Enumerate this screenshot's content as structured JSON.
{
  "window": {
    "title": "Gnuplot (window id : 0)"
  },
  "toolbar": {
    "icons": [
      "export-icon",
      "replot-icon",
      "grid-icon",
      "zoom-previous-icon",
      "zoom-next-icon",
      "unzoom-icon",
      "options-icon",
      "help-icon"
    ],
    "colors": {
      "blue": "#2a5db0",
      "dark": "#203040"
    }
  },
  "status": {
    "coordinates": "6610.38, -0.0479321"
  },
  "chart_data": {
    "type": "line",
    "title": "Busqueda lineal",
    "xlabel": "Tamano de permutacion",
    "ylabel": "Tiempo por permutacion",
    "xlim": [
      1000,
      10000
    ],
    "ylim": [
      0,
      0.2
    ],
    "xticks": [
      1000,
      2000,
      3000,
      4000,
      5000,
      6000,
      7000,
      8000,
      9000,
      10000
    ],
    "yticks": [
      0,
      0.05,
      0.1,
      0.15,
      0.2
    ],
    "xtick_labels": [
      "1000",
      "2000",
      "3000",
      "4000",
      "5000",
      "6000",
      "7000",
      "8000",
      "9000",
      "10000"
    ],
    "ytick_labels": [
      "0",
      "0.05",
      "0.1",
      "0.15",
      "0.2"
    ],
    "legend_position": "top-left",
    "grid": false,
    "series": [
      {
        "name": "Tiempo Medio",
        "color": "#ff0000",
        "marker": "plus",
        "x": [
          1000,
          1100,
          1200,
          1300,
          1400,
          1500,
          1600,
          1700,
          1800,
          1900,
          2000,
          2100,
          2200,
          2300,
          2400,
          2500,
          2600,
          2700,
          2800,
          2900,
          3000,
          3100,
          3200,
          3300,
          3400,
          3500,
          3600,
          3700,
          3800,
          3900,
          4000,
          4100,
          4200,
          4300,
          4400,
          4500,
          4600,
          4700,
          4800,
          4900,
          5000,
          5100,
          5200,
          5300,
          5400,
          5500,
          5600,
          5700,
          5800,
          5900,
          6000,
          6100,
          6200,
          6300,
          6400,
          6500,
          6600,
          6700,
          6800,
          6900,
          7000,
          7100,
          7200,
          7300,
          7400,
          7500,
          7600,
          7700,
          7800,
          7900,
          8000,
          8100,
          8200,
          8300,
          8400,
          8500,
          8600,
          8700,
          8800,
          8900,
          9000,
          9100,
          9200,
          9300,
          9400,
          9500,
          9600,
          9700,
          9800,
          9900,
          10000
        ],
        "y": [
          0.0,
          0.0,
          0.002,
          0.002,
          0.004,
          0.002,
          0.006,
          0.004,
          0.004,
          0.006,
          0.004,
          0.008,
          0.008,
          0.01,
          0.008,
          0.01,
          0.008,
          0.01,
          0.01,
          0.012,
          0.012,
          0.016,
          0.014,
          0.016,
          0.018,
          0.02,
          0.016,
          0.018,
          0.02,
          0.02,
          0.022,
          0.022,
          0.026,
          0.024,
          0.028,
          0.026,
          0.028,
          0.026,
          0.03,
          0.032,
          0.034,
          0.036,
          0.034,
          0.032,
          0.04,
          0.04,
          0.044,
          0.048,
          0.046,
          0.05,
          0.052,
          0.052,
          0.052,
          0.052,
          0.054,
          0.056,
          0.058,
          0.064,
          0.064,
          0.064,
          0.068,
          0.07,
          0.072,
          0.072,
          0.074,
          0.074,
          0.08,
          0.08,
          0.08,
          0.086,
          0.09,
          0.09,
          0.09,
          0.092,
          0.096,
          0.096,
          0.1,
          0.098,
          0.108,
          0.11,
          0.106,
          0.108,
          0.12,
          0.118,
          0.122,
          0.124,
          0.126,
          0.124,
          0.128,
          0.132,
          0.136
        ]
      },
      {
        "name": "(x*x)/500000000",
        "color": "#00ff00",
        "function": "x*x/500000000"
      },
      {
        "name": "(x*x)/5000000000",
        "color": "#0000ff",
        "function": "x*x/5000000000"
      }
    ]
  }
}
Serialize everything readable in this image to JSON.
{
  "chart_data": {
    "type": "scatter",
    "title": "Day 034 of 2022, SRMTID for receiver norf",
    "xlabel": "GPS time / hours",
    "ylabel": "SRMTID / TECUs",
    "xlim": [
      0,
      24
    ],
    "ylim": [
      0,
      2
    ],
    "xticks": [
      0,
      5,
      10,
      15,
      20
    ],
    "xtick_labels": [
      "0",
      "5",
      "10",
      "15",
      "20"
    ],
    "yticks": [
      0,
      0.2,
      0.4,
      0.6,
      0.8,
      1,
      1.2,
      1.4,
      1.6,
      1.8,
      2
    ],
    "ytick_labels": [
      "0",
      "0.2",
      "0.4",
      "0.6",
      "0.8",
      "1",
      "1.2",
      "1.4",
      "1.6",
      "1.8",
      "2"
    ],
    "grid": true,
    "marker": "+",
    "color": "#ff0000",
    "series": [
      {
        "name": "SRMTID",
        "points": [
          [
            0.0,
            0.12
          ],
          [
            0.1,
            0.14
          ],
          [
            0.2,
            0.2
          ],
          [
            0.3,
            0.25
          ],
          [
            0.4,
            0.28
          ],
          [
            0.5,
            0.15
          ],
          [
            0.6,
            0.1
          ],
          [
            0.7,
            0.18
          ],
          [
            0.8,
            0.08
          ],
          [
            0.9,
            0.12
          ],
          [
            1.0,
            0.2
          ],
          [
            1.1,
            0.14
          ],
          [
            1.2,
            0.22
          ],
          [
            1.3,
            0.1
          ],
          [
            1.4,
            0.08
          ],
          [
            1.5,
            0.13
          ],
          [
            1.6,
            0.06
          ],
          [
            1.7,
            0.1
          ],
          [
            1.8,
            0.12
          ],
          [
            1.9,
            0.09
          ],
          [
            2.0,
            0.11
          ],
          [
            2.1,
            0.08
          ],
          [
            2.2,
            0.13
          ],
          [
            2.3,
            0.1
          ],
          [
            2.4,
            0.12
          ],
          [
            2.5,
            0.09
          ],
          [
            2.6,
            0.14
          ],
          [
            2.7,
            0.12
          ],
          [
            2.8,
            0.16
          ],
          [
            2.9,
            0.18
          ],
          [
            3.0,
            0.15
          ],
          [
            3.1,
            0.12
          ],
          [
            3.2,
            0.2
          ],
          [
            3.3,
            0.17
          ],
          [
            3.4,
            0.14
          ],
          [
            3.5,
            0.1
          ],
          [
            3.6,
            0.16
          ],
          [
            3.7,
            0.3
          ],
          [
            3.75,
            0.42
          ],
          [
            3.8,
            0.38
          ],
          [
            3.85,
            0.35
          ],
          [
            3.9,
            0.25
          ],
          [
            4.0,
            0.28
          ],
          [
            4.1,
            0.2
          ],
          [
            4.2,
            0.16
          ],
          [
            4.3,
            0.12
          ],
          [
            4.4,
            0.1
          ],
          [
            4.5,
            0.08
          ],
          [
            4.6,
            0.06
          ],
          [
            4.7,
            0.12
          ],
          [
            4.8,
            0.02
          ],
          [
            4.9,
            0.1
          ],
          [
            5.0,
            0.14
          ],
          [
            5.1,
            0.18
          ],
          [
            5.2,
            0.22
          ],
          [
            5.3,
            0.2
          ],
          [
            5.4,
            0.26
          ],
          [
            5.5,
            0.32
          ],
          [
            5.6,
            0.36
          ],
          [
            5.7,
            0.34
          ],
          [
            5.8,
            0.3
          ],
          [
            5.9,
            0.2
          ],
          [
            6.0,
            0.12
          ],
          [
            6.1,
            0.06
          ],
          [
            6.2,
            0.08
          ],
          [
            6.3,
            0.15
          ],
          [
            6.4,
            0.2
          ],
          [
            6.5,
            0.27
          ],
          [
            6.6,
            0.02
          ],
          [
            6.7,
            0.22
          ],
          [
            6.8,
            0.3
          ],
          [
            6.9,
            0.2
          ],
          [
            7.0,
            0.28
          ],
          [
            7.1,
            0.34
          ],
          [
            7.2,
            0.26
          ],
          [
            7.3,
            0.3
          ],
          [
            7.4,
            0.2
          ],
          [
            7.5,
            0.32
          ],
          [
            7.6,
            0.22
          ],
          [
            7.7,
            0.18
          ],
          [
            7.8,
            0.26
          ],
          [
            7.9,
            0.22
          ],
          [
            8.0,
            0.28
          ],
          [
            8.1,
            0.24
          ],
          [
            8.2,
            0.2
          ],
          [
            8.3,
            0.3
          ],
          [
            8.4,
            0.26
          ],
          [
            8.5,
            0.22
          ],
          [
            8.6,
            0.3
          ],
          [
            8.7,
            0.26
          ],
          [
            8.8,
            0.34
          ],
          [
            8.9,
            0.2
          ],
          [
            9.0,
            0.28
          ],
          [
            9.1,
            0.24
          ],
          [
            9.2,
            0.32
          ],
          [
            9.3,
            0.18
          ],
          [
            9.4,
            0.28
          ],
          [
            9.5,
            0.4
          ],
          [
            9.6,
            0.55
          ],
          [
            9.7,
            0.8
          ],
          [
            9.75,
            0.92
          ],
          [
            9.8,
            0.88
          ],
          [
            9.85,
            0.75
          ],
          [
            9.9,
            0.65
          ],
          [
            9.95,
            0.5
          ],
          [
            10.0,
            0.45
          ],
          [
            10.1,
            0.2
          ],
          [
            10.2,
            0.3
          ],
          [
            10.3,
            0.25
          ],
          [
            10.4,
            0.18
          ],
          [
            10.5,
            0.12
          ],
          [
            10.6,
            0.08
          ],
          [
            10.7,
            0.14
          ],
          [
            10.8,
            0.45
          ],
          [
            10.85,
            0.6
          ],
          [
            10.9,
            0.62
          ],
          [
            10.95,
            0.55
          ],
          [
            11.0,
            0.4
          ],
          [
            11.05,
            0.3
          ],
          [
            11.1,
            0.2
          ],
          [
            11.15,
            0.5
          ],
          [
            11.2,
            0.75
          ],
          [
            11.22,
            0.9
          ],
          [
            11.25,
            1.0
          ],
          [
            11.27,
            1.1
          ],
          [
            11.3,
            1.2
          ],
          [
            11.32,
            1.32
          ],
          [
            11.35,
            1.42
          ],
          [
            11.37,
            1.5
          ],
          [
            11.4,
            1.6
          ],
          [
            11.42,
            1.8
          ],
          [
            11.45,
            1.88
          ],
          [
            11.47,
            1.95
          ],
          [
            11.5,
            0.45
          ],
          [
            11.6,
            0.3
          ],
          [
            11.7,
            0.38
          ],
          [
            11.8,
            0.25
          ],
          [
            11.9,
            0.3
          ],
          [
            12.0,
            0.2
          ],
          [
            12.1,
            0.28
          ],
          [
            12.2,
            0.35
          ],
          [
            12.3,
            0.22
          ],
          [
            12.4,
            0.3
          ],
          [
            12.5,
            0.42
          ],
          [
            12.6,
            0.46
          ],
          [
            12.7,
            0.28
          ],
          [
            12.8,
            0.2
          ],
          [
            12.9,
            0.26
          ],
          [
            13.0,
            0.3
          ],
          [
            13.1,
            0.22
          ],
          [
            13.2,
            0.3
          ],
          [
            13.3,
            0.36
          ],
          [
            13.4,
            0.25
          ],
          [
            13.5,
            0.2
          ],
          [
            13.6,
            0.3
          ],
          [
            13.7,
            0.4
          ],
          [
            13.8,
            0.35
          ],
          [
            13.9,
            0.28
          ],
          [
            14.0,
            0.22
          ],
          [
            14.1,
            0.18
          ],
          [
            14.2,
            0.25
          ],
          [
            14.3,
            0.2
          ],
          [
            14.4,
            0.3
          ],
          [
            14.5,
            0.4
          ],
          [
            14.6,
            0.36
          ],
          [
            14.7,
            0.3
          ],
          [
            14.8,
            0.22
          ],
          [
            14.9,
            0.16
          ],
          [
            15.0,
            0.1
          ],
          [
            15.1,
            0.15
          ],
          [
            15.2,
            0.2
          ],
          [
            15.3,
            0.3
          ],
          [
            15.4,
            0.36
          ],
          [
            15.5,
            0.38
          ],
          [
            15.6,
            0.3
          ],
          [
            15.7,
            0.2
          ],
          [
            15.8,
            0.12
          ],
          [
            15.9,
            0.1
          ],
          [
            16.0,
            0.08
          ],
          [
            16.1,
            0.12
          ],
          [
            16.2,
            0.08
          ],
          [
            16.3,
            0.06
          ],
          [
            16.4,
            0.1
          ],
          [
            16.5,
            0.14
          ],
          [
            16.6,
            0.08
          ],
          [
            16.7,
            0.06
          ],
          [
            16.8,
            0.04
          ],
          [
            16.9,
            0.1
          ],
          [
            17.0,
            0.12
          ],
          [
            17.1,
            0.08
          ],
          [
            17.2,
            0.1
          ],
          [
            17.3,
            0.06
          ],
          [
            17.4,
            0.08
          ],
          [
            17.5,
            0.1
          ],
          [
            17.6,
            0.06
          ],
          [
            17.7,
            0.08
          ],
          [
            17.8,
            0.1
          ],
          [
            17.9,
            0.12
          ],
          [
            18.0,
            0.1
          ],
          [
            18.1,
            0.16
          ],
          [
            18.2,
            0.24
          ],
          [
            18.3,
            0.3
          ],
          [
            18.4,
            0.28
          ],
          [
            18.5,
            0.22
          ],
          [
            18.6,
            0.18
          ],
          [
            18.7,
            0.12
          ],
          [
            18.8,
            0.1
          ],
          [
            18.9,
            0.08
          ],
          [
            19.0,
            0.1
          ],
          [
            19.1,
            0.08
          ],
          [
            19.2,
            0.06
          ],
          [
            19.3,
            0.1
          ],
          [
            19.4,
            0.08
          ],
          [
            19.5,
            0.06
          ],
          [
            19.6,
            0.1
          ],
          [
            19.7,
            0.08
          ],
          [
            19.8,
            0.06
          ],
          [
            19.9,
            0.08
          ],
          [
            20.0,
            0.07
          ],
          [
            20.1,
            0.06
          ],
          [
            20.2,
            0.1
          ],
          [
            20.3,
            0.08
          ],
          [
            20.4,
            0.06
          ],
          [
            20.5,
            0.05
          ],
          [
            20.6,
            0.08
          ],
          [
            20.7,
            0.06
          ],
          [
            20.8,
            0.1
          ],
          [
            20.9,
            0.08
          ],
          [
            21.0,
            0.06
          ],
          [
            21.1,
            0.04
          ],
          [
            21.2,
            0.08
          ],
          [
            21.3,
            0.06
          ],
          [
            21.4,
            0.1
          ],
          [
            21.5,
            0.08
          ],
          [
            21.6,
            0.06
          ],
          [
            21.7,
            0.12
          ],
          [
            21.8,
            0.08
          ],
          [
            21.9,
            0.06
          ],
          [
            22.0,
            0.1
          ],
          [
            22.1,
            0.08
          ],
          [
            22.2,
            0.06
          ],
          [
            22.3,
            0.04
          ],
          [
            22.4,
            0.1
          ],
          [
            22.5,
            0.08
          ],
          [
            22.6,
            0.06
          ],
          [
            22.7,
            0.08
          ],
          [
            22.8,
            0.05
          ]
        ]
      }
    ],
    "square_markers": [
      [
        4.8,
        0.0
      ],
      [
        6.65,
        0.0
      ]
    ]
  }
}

· · · · · · ·

What you have to do:
From the entries, copy out each line containing the word "Tiempo".

Correct result:
    "ylabel": "Tiempo por permutacion",
        "name": "Tiempo Medio",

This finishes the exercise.